Written problem: From the listing below, extract every line in which the word "поступления" appears.

Given information:
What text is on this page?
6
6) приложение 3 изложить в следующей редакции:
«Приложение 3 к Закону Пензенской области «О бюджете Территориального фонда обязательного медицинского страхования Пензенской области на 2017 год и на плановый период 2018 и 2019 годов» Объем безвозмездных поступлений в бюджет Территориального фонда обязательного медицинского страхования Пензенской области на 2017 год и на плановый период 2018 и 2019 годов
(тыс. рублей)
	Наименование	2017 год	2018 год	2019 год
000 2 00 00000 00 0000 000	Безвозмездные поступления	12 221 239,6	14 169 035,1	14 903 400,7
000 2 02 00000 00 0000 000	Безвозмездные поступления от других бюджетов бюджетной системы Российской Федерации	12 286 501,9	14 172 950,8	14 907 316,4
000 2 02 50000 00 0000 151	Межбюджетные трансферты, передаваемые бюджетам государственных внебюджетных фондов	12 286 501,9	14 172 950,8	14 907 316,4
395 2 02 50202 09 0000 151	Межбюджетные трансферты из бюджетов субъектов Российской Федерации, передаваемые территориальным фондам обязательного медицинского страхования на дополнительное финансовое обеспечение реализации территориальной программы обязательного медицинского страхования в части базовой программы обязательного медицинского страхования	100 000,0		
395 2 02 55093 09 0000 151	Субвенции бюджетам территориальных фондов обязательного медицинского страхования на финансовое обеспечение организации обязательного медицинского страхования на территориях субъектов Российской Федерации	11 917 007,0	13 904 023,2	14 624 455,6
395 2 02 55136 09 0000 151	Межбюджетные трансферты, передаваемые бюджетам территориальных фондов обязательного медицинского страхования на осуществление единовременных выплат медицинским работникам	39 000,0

Solution below:
000 2 00 00000 00 0000 000	Безвозмездные поступления	12 221 239,6	14 169 035,1	14 903 400,7
000 2 02 00000 00 0000 000	Безвозмездные поступления от других бюджетов бюджетной системы Российской Федерации	12 286 501,9	14 172 950,8	14 907 316,4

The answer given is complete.